-- BEGIN Source material --

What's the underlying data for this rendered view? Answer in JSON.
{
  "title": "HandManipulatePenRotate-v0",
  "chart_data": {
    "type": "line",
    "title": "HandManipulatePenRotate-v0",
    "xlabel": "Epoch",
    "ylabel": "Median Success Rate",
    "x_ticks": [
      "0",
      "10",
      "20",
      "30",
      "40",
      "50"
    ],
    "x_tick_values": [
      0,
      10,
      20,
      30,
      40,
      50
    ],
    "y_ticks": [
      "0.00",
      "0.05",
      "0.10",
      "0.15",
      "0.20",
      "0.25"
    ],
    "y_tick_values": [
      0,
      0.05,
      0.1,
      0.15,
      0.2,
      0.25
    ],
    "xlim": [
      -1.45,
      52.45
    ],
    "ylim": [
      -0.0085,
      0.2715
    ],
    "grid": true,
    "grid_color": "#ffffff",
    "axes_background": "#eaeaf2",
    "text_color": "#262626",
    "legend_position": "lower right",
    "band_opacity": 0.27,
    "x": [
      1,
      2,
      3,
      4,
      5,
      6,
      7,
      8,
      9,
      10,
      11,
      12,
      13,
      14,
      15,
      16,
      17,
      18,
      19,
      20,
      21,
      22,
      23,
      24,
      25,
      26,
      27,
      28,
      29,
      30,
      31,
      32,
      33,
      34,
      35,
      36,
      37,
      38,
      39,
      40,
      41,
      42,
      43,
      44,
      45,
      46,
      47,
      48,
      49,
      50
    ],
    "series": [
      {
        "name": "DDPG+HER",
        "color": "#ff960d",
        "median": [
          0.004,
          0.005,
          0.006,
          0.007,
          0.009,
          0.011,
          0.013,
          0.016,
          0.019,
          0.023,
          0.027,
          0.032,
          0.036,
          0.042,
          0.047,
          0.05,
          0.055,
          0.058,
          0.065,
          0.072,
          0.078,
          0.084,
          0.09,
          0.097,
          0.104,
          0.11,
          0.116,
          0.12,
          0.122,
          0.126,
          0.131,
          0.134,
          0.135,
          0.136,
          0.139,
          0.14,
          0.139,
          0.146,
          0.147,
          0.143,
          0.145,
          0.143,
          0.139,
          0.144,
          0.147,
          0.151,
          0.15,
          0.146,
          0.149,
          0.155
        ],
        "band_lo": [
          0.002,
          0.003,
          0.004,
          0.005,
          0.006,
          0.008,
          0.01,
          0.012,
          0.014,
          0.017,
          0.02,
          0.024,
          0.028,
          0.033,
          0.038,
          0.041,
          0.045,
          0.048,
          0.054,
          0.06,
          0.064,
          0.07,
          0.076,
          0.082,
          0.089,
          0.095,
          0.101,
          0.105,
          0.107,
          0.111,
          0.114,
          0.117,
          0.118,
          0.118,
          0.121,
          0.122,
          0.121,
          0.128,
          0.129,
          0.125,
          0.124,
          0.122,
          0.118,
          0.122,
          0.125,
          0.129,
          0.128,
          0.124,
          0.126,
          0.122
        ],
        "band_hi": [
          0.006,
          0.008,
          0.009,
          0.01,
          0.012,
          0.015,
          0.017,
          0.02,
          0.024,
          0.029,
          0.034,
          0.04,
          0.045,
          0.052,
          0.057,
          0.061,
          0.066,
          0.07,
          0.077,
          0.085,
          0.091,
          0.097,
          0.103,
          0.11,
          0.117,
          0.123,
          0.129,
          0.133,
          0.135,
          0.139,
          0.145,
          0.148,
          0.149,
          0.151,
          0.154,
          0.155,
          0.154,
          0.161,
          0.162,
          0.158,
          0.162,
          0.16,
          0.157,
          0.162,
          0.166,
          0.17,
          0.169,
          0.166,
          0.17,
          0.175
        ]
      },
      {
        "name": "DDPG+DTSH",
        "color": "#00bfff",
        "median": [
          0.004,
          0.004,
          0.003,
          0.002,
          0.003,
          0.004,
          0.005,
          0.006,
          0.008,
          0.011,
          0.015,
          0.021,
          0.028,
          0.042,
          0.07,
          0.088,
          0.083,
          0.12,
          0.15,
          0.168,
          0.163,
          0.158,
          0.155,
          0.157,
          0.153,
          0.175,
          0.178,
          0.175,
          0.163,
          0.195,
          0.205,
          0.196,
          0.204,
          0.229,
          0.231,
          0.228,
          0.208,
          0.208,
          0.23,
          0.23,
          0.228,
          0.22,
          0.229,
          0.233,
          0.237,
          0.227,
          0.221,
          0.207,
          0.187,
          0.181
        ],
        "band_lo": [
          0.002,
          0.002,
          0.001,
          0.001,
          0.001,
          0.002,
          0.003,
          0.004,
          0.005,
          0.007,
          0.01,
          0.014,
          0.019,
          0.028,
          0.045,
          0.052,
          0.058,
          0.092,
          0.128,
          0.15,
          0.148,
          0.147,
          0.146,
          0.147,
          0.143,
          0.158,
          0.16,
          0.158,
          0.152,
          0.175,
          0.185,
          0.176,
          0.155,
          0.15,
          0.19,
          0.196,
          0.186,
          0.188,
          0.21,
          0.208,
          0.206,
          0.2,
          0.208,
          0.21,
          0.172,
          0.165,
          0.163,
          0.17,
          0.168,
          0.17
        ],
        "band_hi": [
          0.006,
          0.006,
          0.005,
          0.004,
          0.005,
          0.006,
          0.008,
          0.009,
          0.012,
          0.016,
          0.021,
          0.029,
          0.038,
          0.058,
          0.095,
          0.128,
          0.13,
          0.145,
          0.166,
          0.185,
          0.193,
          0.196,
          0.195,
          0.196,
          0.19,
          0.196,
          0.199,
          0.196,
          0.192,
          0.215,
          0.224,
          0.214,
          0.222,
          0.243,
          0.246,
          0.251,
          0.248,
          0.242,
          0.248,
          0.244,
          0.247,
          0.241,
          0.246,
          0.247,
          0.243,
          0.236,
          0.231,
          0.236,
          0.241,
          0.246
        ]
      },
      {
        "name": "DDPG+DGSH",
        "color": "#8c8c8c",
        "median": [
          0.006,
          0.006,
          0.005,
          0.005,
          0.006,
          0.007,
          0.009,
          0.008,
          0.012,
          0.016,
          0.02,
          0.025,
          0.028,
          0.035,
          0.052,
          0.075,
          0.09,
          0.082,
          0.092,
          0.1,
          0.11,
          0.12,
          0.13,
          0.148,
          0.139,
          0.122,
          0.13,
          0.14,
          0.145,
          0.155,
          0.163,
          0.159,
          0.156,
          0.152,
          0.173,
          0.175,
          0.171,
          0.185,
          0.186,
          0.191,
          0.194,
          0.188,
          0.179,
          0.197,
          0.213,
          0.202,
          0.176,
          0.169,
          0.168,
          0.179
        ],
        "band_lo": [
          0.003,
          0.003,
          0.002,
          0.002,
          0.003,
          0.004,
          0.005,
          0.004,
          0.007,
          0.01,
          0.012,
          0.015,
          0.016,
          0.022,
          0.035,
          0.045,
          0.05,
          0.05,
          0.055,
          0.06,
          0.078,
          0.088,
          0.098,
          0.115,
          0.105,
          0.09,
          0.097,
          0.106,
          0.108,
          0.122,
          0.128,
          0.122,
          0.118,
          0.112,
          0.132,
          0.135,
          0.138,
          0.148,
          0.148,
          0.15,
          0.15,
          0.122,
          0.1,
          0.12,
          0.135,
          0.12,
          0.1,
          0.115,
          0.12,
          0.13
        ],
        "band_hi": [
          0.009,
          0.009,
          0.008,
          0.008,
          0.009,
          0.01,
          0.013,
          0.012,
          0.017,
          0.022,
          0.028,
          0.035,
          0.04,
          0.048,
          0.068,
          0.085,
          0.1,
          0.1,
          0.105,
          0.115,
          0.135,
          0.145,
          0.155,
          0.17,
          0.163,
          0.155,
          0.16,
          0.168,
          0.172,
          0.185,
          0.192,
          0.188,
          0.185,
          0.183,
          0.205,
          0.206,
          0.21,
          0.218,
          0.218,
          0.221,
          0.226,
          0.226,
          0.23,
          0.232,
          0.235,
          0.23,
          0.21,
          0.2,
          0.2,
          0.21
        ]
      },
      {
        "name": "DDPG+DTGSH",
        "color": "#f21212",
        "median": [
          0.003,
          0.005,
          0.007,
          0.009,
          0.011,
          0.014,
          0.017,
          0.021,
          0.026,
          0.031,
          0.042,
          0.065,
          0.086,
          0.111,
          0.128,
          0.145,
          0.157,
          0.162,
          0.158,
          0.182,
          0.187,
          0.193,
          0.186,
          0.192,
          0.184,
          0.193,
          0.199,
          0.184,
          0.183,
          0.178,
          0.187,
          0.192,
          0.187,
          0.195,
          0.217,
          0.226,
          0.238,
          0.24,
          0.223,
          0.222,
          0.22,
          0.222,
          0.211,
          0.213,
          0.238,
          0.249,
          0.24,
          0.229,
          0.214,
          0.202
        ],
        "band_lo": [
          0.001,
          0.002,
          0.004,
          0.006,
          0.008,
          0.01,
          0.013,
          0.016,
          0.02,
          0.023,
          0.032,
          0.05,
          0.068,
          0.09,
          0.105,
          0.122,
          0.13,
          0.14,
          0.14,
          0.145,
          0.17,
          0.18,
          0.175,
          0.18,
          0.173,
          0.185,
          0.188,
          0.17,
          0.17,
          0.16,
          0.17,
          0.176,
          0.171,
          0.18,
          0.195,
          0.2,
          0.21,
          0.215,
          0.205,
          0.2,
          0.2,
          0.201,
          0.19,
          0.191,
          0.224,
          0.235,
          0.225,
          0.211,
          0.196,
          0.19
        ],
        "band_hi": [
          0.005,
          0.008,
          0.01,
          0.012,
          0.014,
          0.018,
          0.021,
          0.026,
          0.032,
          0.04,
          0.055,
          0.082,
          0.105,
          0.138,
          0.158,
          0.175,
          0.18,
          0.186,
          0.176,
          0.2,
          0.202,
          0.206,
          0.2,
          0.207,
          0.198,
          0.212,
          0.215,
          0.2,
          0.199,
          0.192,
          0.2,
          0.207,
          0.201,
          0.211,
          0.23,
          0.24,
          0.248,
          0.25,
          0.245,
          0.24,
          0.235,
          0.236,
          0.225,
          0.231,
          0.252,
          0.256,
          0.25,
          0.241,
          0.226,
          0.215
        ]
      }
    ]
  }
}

-- END Source material --

Tell how many lines in the records above contain "title", giving the number and no other words.

Exercise response:
2